Stored dataset items:

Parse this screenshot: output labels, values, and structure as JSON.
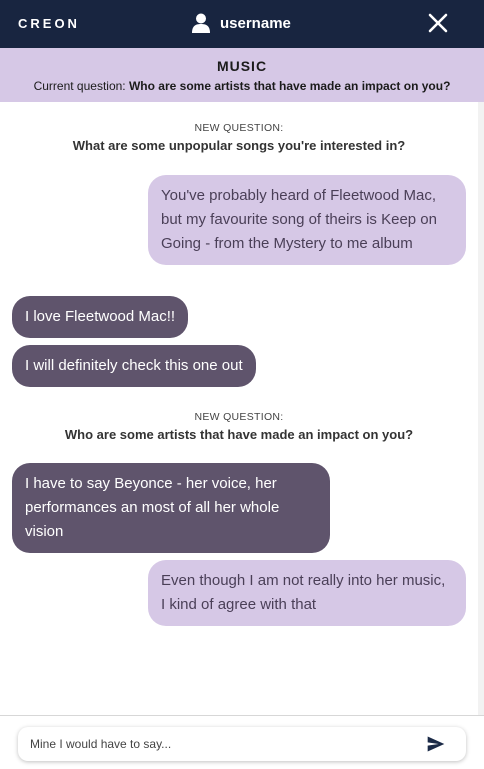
{
  "header": {
    "brand": "CREON",
    "username": "username",
    "icons": {
      "user": "user-icon",
      "close": "close-icon"
    }
  },
  "topic": {
    "title": "MUSIC",
    "current_label": "Current question:",
    "current_question": "Who are some artists that have made an impact on you?"
  },
  "chat": {
    "separators": [
      {
        "kicker": "NEW QUESTION:",
        "question": "What are some unpopular songs you're interested in?"
      },
      {
        "kicker": "NEW QUESTION:",
        "question": "Who are some artists that have made an impact on you?"
      }
    ],
    "messages": [
      {
        "sender": "me",
        "text": "You've probably heard of Fleetwood Mac, but my favourite song of theirs is Keep on Going - from the Mystery to me album"
      },
      {
        "sender": "them",
        "text": "I love Fleetwood Mac!!"
      },
      {
        "sender": "them",
        "text": "I will definitely check this one out"
      },
      {
        "sender": "them",
        "text": "I have to say Beyonce - her voice, her performances an most of all her whole vision"
      },
      {
        "sender": "me",
        "text": "Even though I am not really into her music, I kind of agree with that"
      }
    ]
  },
  "composer": {
    "placeholder": "Mine I would have to say...",
    "send_icon": "send-icon"
  },
  "colors": {
    "header_bg": "#182540",
    "topic_bg": "#d6c8e6",
    "my_bubble": "#d6c8e6",
    "their_bubble": "#5f546c"
  }
}
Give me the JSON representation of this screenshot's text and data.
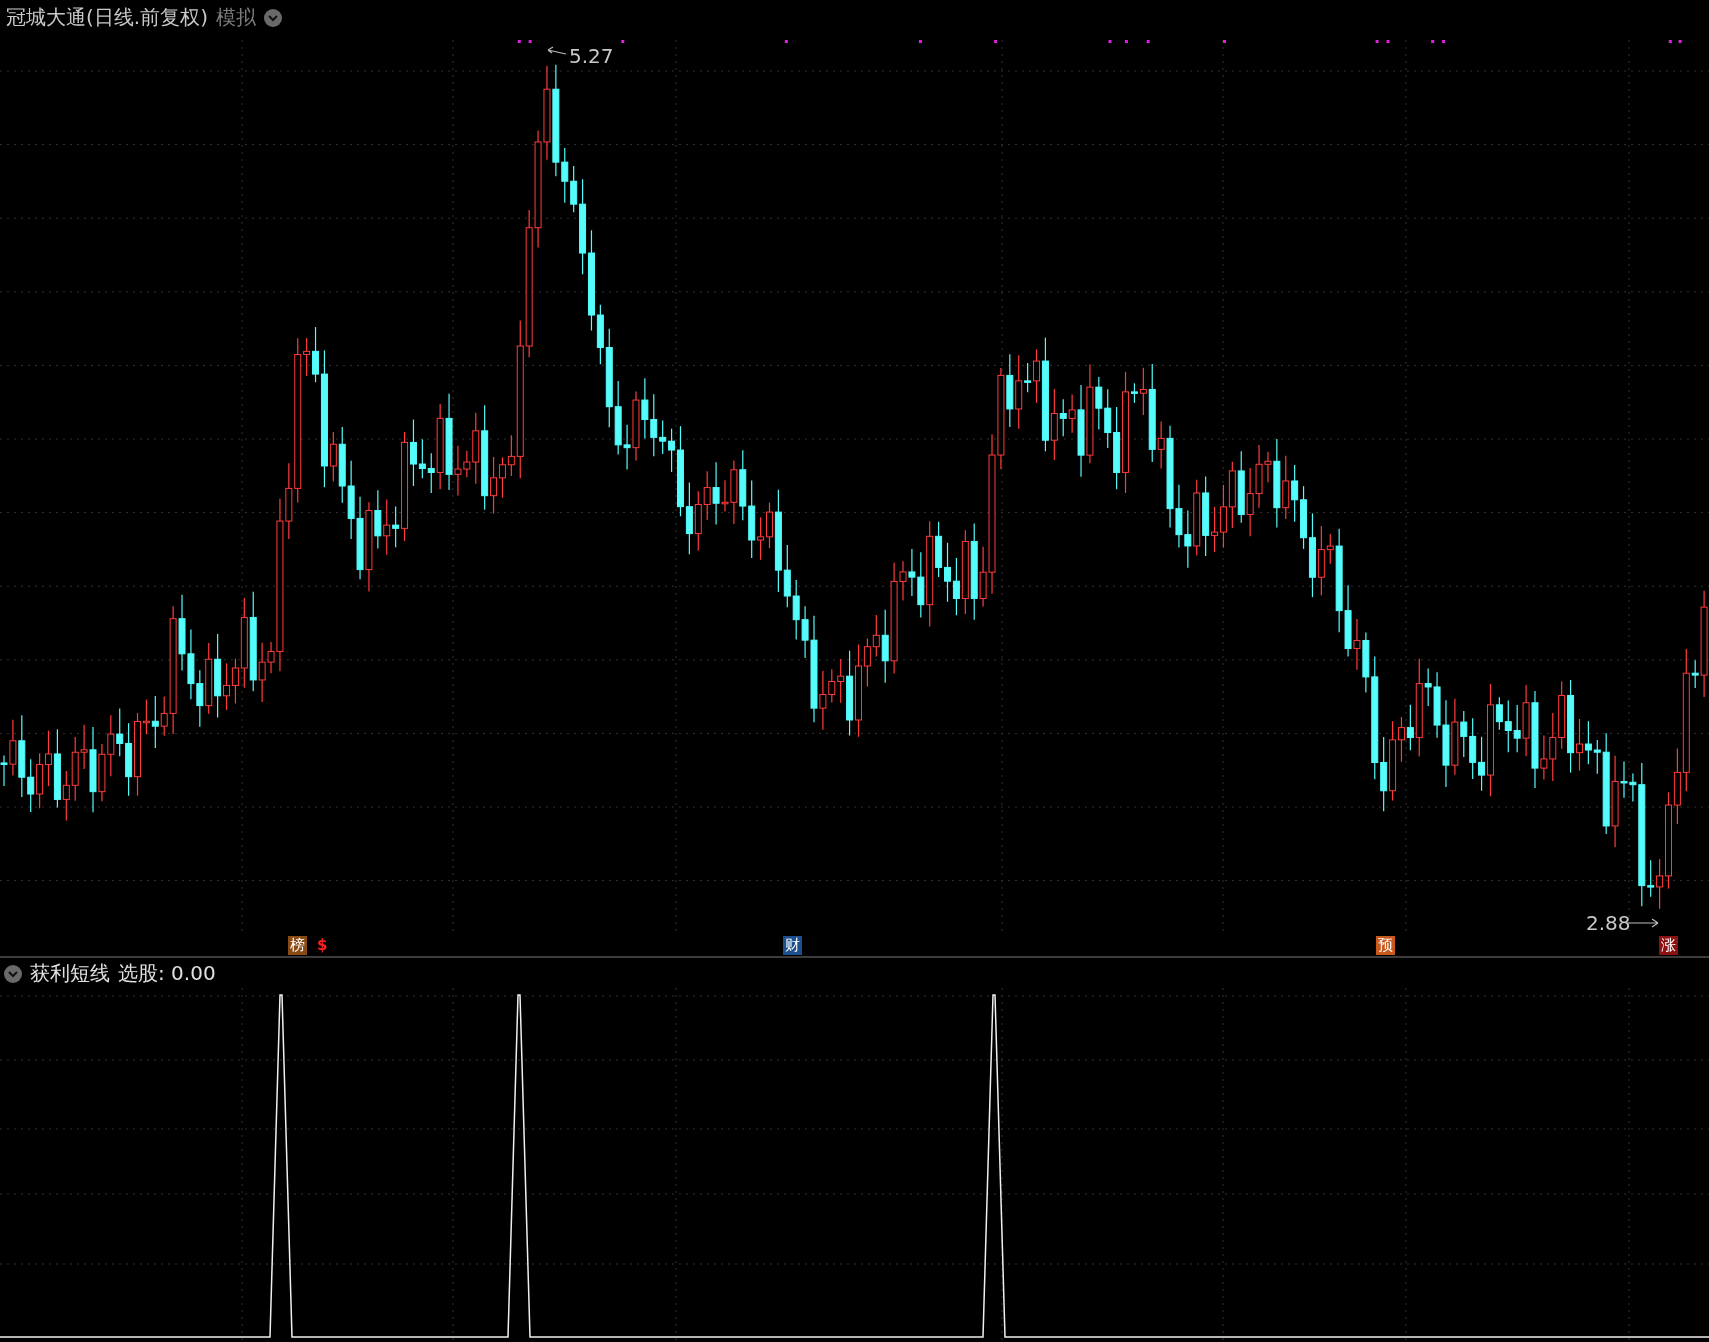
{
  "window": {
    "title": "冠城大通(日线.前复权)",
    "mode": "模拟"
  },
  "price_chart": {
    "high_label": "5.27",
    "low_label": "2.88",
    "event_markers": [
      {
        "label": "榜",
        "kind": "badge",
        "color": "#8a4a14"
      },
      {
        "label": "$",
        "kind": "symbol",
        "color": "#ff2020"
      },
      {
        "label": "财",
        "kind": "badge",
        "color": "#1c4f8c"
      },
      {
        "label": "预",
        "kind": "badge",
        "color": "#c8581c"
      },
      {
        "label": "涨",
        "kind": "badge",
        "color": "#8c1212"
      }
    ]
  },
  "indicator_panel": {
    "title": "获利短线",
    "readout": "选股: 0.00"
  }
}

→ **Task objective**
Go through the records line by line and count those containing the string "some". Give only the total.

→ **Solution to this task**
3